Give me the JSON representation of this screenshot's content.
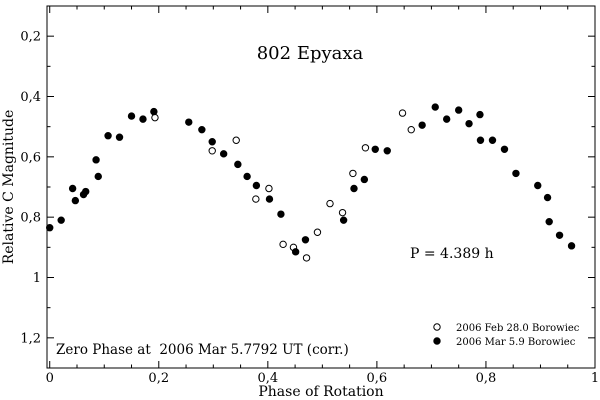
{
  "chart_data": {
    "type": "scatter",
    "title": "802 Epyaxa",
    "xlabel": "Phase of Rotation",
    "ylabel": "Relative C Magnitude",
    "xlim": [
      -0.005,
      1.0
    ],
    "ylim": [
      1.3,
      0.1
    ],
    "y_inverted": true,
    "grid": false,
    "x_ticks": [
      0,
      0.2,
      0.4,
      0.6,
      0.8,
      1
    ],
    "x_tick_labels": [
      "0",
      "0,2",
      "0,4",
      "0,6",
      "0,8",
      "1"
    ],
    "x_minor_step": 0.05,
    "y_ticks": [
      0.2,
      0.4,
      0.6,
      0.8,
      1.0,
      1.2
    ],
    "y_tick_labels": [
      "0,2",
      "0,4",
      "0,6",
      "0,8",
      "1",
      "1,2"
    ],
    "y_minor_step": 0.1,
    "legend_placement": "bottom-right",
    "period_label": "P = 4.389 h",
    "annotation": "Zero Phase at  2006 Mar 5.7792 UT (corr.)",
    "series": [
      {
        "name": "2006 Feb 28.0 Borowiec",
        "marker": "open-circle",
        "color": "#000000",
        "x": [
          0.193,
          0.298,
          0.342,
          0.378,
          0.402,
          0.428,
          0.447,
          0.471,
          0.491,
          0.514,
          0.537,
          0.556,
          0.579,
          0.647,
          0.663
        ],
        "y": [
          0.47,
          0.58,
          0.545,
          0.74,
          0.705,
          0.89,
          0.9,
          0.935,
          0.85,
          0.755,
          0.785,
          0.655,
          0.57,
          0.455,
          0.51
        ]
      },
      {
        "name": "2006 Mar 5.9 Borowiec",
        "marker": "filled-circle",
        "color": "#000000",
        "x": [
          0.0,
          0.021,
          0.042,
          0.047,
          0.062,
          0.066,
          0.085,
          0.089,
          0.107,
          0.128,
          0.15,
          0.171,
          0.191,
          0.255,
          0.279,
          0.298,
          0.319,
          0.345,
          0.362,
          0.379,
          0.403,
          0.424,
          0.451,
          0.469,
          0.539,
          0.558,
          0.577,
          0.597,
          0.619,
          0.683,
          0.707,
          0.728,
          0.75,
          0.769,
          0.789,
          0.79,
          0.812,
          0.834,
          0.855,
          0.895,
          0.913,
          0.916,
          0.935,
          0.957
        ],
        "y": [
          0.835,
          0.81,
          0.705,
          0.745,
          0.725,
          0.715,
          0.61,
          0.665,
          0.53,
          0.535,
          0.465,
          0.475,
          0.45,
          0.485,
          0.51,
          0.55,
          0.59,
          0.625,
          0.665,
          0.695,
          0.74,
          0.79,
          0.915,
          0.875,
          0.81,
          0.705,
          0.675,
          0.575,
          0.58,
          0.495,
          0.435,
          0.475,
          0.445,
          0.49,
          0.46,
          0.545,
          0.545,
          0.575,
          0.655,
          0.695,
          0.735,
          0.815,
          0.86,
          0.895
        ]
      }
    ]
  }
}
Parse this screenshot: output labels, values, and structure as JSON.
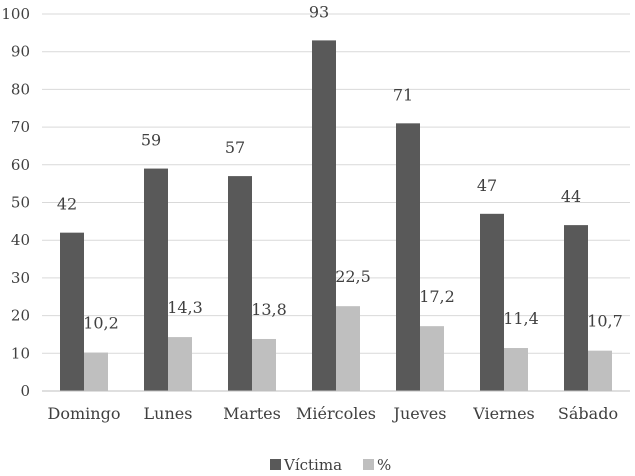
{
  "chart_data": {
    "type": "bar",
    "categories": [
      "Domingo",
      "Lunes",
      "Martes",
      "Miércoles",
      "Jueves",
      "Viernes",
      "Sábado"
    ],
    "series": [
      {
        "name": "Víctima",
        "values": [
          42,
          59,
          57,
          93,
          71,
          47,
          44
        ],
        "labels": [
          "42",
          "59",
          "57",
          "93",
          "71",
          "47",
          "44"
        ]
      },
      {
        "name": "%",
        "values": [
          10.2,
          14.3,
          13.8,
          22.5,
          17.2,
          11.4,
          10.7
        ],
        "labels": [
          "10,2",
          "14,3",
          "13,8",
          "22,5",
          "17,2",
          "11,4",
          "10,7"
        ]
      }
    ],
    "ylim": [
      0,
      100
    ],
    "yticks": [
      0,
      10,
      20,
      30,
      40,
      50,
      60,
      70,
      80,
      90,
      100
    ],
    "grid": true,
    "legend_position": "bottom",
    "colors": {
      "Víctima": "#595959",
      "%": "#bfbfbf",
      "grid": "#d9d9d9",
      "axis": "#bfbfbf"
    }
  }
}
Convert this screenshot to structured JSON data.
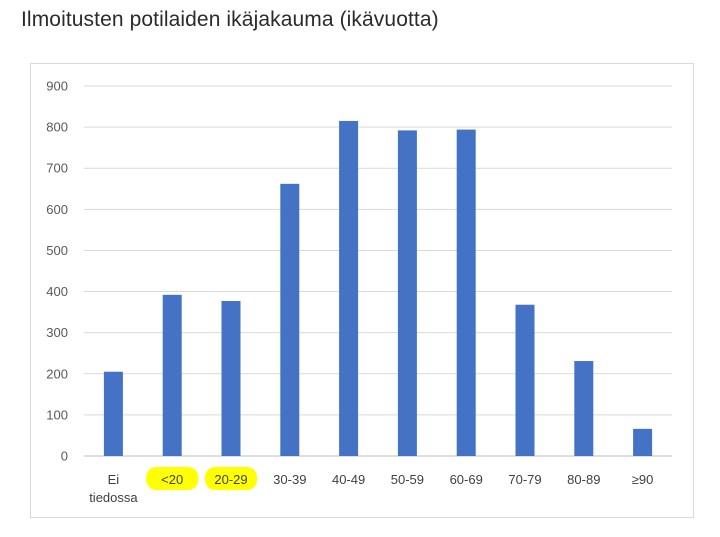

+ + + + + + +

Exclude every picture and copy the remaining data exactly.

Give me the JSON representation of this screenshot's content.
{
  "chart_data": {
    "type": "scatter",
    "title": "802 Epyaxa",
    "xlabel": "Phase of Rotation",
    "ylabel": "Relative C Magnitude",
    "xlim": [
      -0.005,
      1.0
    ],
    "ylim": [
      1.3,
      0.1
    ],
    "y_inverted": true,
    "grid": false,
    "x_ticks": [
      0,
      0.2,
      0.4,
      0.6,
      0.8,
      1
    ],
    "x_tick_labels": [
      "0",
      "0,2",
      "0,4",
      "0,6",
      "0,8",
      "1"
    ],
    "x_minor_step": 0.05,
    "y_ticks": [
      0.2,
      0.4,
      0.6,
      0.8,
      1.0,
      1.2
    ],
    "y_tick_labels": [
      "0,2",
      "0,4",
      "0,6",
      "0,8",
      "1",
      "1,2"
    ],
    "y_minor_step": 0.1,
    "legend_placement": "bottom-right",
    "period_label": "P = 4.389 h",
    "annotation": "Zero Phase at  2006 Mar 5.7792 UT (corr.)",
    "series": [
      {
        "name": "2006 Feb 28.0 Borowiec",
        "marker": "open-circle",
        "color": "#000000",
        "x": [
          0.193,
          0.298,
          0.342,
          0.378,
          0.402,
          0.428,
          0.447,
          0.471,
          0.491,
          0.514,
          0.537,
          0.556,
          0.579,
          0.647,
          0.663
        ],
        "y": [
          0.47,
          0.58,
          0.545,
          0.74,
          0.705,
          0.89,
          0.9,
          0.935,
          0.85,
          0.755,
          0.785,
          0.655,
          0.57,
          0.455,
          0.51
        ]
      },
      {
        "name": "2006 Mar 5.9 Borowiec",
        "marker": "filled-circle",
        "color": "#000000",
        "x": [
          0.0,
          0.021,
          0.042,
          0.047,
          0.062,
          0.066,
          0.085,
          0.089,
          0.107,
          0.128,
          0.15,
          0.171,
          0.191,
          0.255,
          0.279,
          0.298,
          0.319,
          0.345,
          0.362,
          0.379,
          0.403,
          0.424,
          0.451,
          0.469,
          0.539,
          0.558,
          0.577,
          0.597,
          0.619,
          0.683,
          0.707,
          0.728,
          0.75,
          0.769,
          0.789,
          0.79,
          0.812,
          0.834,
          0.855,
          0.895,
          0.913,
          0.916,
          0.935,
          0.957
        ],
        "y": [
          0.835,
          0.81,
          0.705,
          0.745,
          0.725,
          0.715,
          0.61,
          0.665,
          0.53,
          0.535,
          0.465,
          0.475,
          0.45,
          0.485,
          0.51,
          0.55,
          0.59,
          0.625,
          0.665,
          0.695,
          0.74,
          0.79,
          0.915,
          0.875,
          0.81,
          0.705,
          0.675,
          0.575,
          0.58,
          0.495,
          0.435,
          0.475,
          0.445,
          0.49,
          0.46,
          0.545,
          0.545,
          0.575,
          0.655,
          0.695,
          0.735,
          0.815,
          0.86,
          0.895
        ]
      }
    ]
  }
}
Parse this screenshot: output labels, values, and structure as JSON.
{
  "chart_data": {
    "type": "bar",
    "categories": [
      "Domingo",
      "Lunes",
      "Martes",
      "Miércoles",
      "Jueves",
      "Viernes",
      "Sábado"
    ],
    "series": [
      {
        "name": "Víctima",
        "values": [
          42,
          59,
          57,
          93,
          71,
          47,
          44
        ],
        "labels": [
          "42",
          "59",
          "57",
          "93",
          "71",
          "47",
          "44"
        ]
      },
      {
        "name": "%",
        "values": [
          10.2,
          14.3,
          13.8,
          22.5,
          17.2,
          11.4,
          10.7
        ],
        "labels": [
          "10,2",
          "14,3",
          "13,8",
          "22,5",
          "17,2",
          "11,4",
          "10,7"
        ]
      }
    ],
    "ylim": [
      0,
      100
    ],
    "yticks": [
      0,
      10,
      20,
      30,
      40,
      50,
      60,
      70,
      80,
      90,
      100
    ],
    "grid": true,
    "legend_position": "bottom",
    "colors": {
      "Víctima": "#595959",
      "%": "#bfbfbf",
      "grid": "#d9d9d9",
      "axis": "#bfbfbf"
    }
  }
}
Convert this screenshot to structured JSON data.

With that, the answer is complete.